[A block of data]

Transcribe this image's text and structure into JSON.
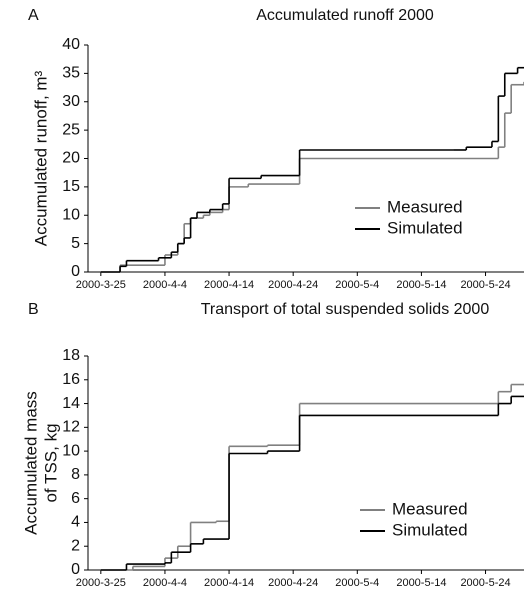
{
  "chart_data": [
    {
      "type": "step",
      "panel": "A",
      "title": "Accumulated runoff 2000",
      "ylabel": [
        "Accumulated runoff, m³"
      ],
      "xlim": [
        "2000-3-23",
        "2000-5-30"
      ],
      "xticks": [
        "2000-3-25",
        "2000-4-4",
        "2000-4-14",
        "2000-4-24",
        "2000-5-4",
        "2000-5-14",
        "2000-5-24"
      ],
      "ylim": [
        0,
        40
      ],
      "yticks": [
        0,
        5,
        10,
        15,
        20,
        25,
        30,
        35,
        40
      ],
      "series": [
        {
          "name": "Measured",
          "color": "#808080",
          "x": [
            "2000-3-25",
            "2000-3-28",
            "2000-4-4",
            "2000-4-6",
            "2000-4-7",
            "2000-4-8",
            "2000-4-10",
            "2000-4-11",
            "2000-4-13",
            "2000-4-14",
            "2000-4-17",
            "2000-4-25",
            "2000-5-26",
            "2000-5-27",
            "2000-5-28",
            "2000-5-30"
          ],
          "values": [
            0,
            1.2,
            3,
            5,
            8.5,
            9.5,
            10,
            10.5,
            11,
            15,
            15.5,
            20,
            22,
            28,
            33,
            33.5
          ]
        },
        {
          "name": "Simulated",
          "color": "#000000",
          "x": [
            "2000-3-25",
            "2000-3-28",
            "2000-3-29",
            "2000-4-3",
            "2000-4-5",
            "2000-4-6",
            "2000-4-7",
            "2000-4-8",
            "2000-4-9",
            "2000-4-11",
            "2000-4-13",
            "2000-4-14",
            "2000-4-19",
            "2000-4-25",
            "2000-5-19",
            "2000-5-21",
            "2000-5-25",
            "2000-5-26",
            "2000-5-27",
            "2000-5-29"
          ],
          "values": [
            0,
            1,
            2,
            2.5,
            3.5,
            5,
            6,
            9.5,
            10.5,
            11,
            12,
            16.5,
            17,
            21.5,
            21.5,
            22,
            23,
            31,
            35,
            36
          ]
        }
      ]
    },
    {
      "type": "step",
      "panel": "B",
      "title": "Transport of total suspended solids 2000",
      "ylabel": [
        "Accumulated mass",
        "of TSS, kg"
      ],
      "xlim": [
        "2000-3-23",
        "2000-5-30"
      ],
      "xticks": [
        "2000-3-25",
        "2000-4-4",
        "2000-4-14",
        "2000-4-24",
        "2000-5-4",
        "2000-5-14",
        "2000-5-24"
      ],
      "ylim": [
        0,
        18
      ],
      "yticks": [
        0,
        2,
        4,
        6,
        8,
        10,
        12,
        14,
        16,
        18
      ],
      "series": [
        {
          "name": "Measured",
          "color": "#808080",
          "x": [
            "2000-3-25",
            "2000-3-30",
            "2000-4-4",
            "2000-4-6",
            "2000-4-8",
            "2000-4-12",
            "2000-4-14",
            "2000-4-20",
            "2000-4-25",
            "2000-5-26",
            "2000-5-28"
          ],
          "values": [
            0,
            0.3,
            1,
            2,
            4,
            4.1,
            10.4,
            10.5,
            14,
            15,
            15.6
          ]
        },
        {
          "name": "Simulated",
          "color": "#000000",
          "x": [
            "2000-3-25",
            "2000-3-29",
            "2000-4-4",
            "2000-4-5",
            "2000-4-8",
            "2000-4-10",
            "2000-4-14",
            "2000-4-20",
            "2000-4-25",
            "2000-5-26",
            "2000-5-28"
          ],
          "values": [
            0,
            0.5,
            0.6,
            1.5,
            2.2,
            2.6,
            9.8,
            10,
            13,
            14,
            14.6
          ]
        }
      ]
    }
  ]
}
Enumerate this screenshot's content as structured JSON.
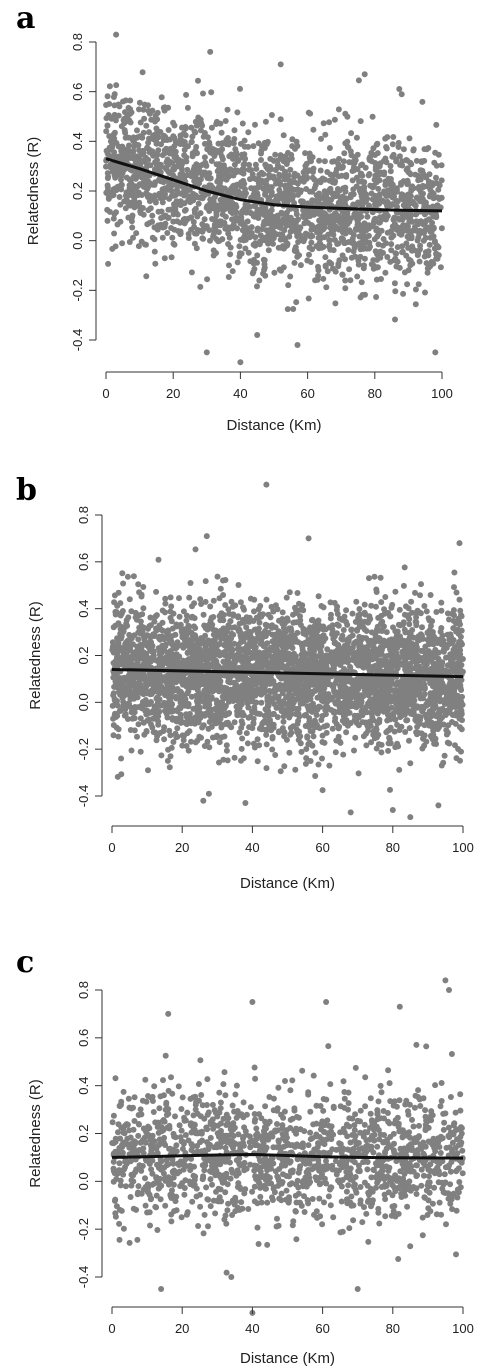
{
  "colors": {
    "points": "#808080",
    "trend": "#111111",
    "axis": "#333333"
  },
  "chart_data": [
    {
      "type": "scatter",
      "panel": "a",
      "xlabel": "Distance (Km)",
      "ylabel": "Relatedness (R)",
      "xlim": [
        0,
        100
      ],
      "ylim": [
        -0.4,
        0.8
      ],
      "xticks": [
        "0",
        "20",
        "40",
        "60",
        "80",
        "100"
      ],
      "yticks": [
        "-0.4",
        "-0.2",
        "0.0",
        "0.2",
        "0.4",
        "0.6",
        "0.8"
      ],
      "n_points": 2200,
      "scatter_center": 0.2,
      "scatter_spread": 0.2,
      "outliers": [
        [
          3,
          0.83
        ],
        [
          31,
          0.76
        ],
        [
          52,
          0.71
        ],
        [
          77,
          0.67
        ],
        [
          88,
          0.59
        ],
        [
          30,
          -0.45
        ],
        [
          40,
          -0.49
        ],
        [
          57,
          -0.42
        ],
        [
          98,
          -0.45
        ],
        [
          45,
          -0.38
        ]
      ],
      "trend": {
        "x": [
          0,
          10,
          20,
          30,
          40,
          50,
          60,
          70,
          80,
          90,
          100
        ],
        "y": [
          0.33,
          0.29,
          0.245,
          0.2,
          0.165,
          0.145,
          0.135,
          0.13,
          0.125,
          0.122,
          0.12
        ]
      },
      "grid": false
    },
    {
      "type": "scatter",
      "panel": "b",
      "xlabel": "Distance (Km)",
      "ylabel": "Relatedness (R)",
      "xlim": [
        0,
        100
      ],
      "ylim": [
        -0.4,
        0.8
      ],
      "xticks": [
        "0",
        "20",
        "40",
        "60",
        "80",
        "100"
      ],
      "yticks": [
        "-0.4",
        "-0.2",
        "0.0",
        "0.2",
        "0.4",
        "0.6",
        "0.8"
      ],
      "n_points": 3800,
      "scatter_center": 0.14,
      "scatter_spread": 0.2,
      "outliers": [
        [
          44,
          0.93
        ],
        [
          27,
          0.71
        ],
        [
          56,
          0.7
        ],
        [
          99,
          0.68
        ],
        [
          68,
          -0.47
        ],
        [
          80,
          -0.46
        ],
        [
          85,
          -0.49
        ],
        [
          38,
          -0.43
        ],
        [
          26,
          -0.42
        ],
        [
          93,
          -0.44
        ]
      ],
      "trend": {
        "x": [
          0,
          100
        ],
        "y": [
          0.14,
          0.11
        ]
      },
      "grid": false
    },
    {
      "type": "scatter",
      "panel": "c",
      "xlabel": "Distance (Km)",
      "ylabel": "Relatedness (R)",
      "xlim": [
        0,
        100
      ],
      "ylim": [
        -0.4,
        0.8
      ],
      "xticks": [
        "0",
        "20",
        "40",
        "60",
        "80",
        "100"
      ],
      "yticks": [
        "-0.4",
        "-0.2",
        "0.0",
        "0.2",
        "0.4",
        "0.6",
        "0.8"
      ],
      "n_points": 1500,
      "scatter_center": 0.1,
      "scatter_spread": 0.19,
      "outliers": [
        [
          95,
          0.84
        ],
        [
          96,
          0.8
        ],
        [
          40,
          0.75
        ],
        [
          61,
          0.75
        ],
        [
          82,
          0.73
        ],
        [
          16,
          0.7
        ],
        [
          40,
          -0.55
        ],
        [
          14,
          -0.45
        ],
        [
          70,
          -0.45
        ],
        [
          34,
          -0.4
        ]
      ],
      "trend": {
        "x": [
          0,
          10,
          20,
          30,
          40,
          50,
          60,
          70,
          80,
          90,
          100
        ],
        "y": [
          0.1,
          0.103,
          0.107,
          0.11,
          0.112,
          0.108,
          0.103,
          0.1,
          0.099,
          0.098,
          0.097
        ]
      },
      "grid": false
    }
  ]
}
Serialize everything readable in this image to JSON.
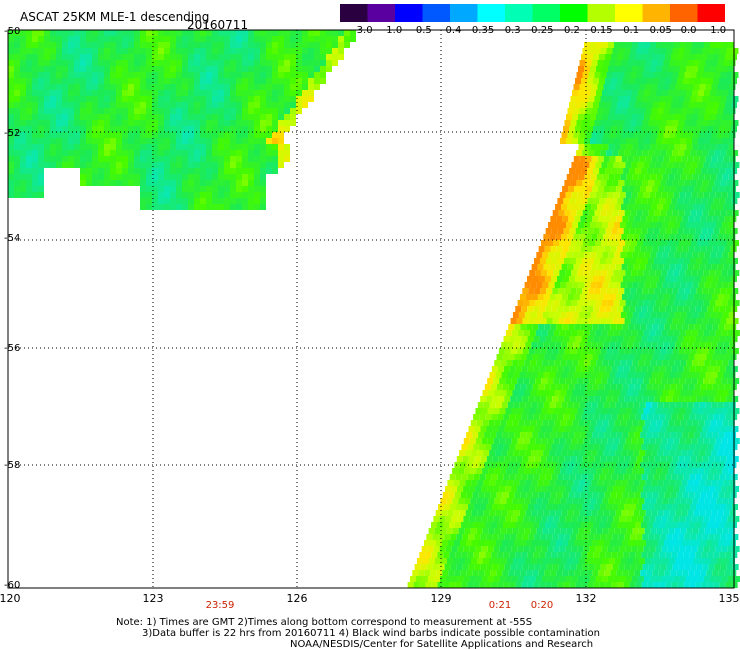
{
  "header": {
    "title": "ASCAT 25KM MLE-1 descending",
    "date": "20160711"
  },
  "colorbar": {
    "labels": [
      "-3.0",
      "-1.0",
      "-0.5",
      "-0.4",
      "-0.35",
      "-0.3",
      "-0.25",
      "-0.2",
      "-0.15",
      "-0.1",
      "-0.05",
      "0.0",
      "1.0"
    ],
    "colors": [
      "#2a0040",
      "#5a00a0",
      "#0000ff",
      "#0058ff",
      "#00a8ff",
      "#00ffff",
      "#00ffb4",
      "#00ff64",
      "#00ff00",
      "#b4ff00",
      "#ffff00",
      "#ffb400",
      "#ff6400",
      "#ff0000"
    ]
  },
  "axes": {
    "lat_labels": [
      "-50",
      "-52",
      "-54",
      "-56",
      "-58",
      "-60"
    ],
    "lon_labels": [
      "120",
      "123",
      "126",
      "129",
      "132",
      "135"
    ]
  },
  "times": [
    "23:59",
    "0:21",
    "0:20"
  ],
  "notes": {
    "line1": "Note: 1) Times are GMT 2)Times along bottom correspond to measurement at -55S",
    "line2": "3)Data buffer is 22 hrs from 20160711 4) Black wind barbs indicate possible contamination",
    "line3": "NOAA/NESDIS/Center for Satellite Applications and Research"
  }
}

#### What to do
Work out how many lines of the data above hold the word "this", and write only the count.

#### Answer in full
3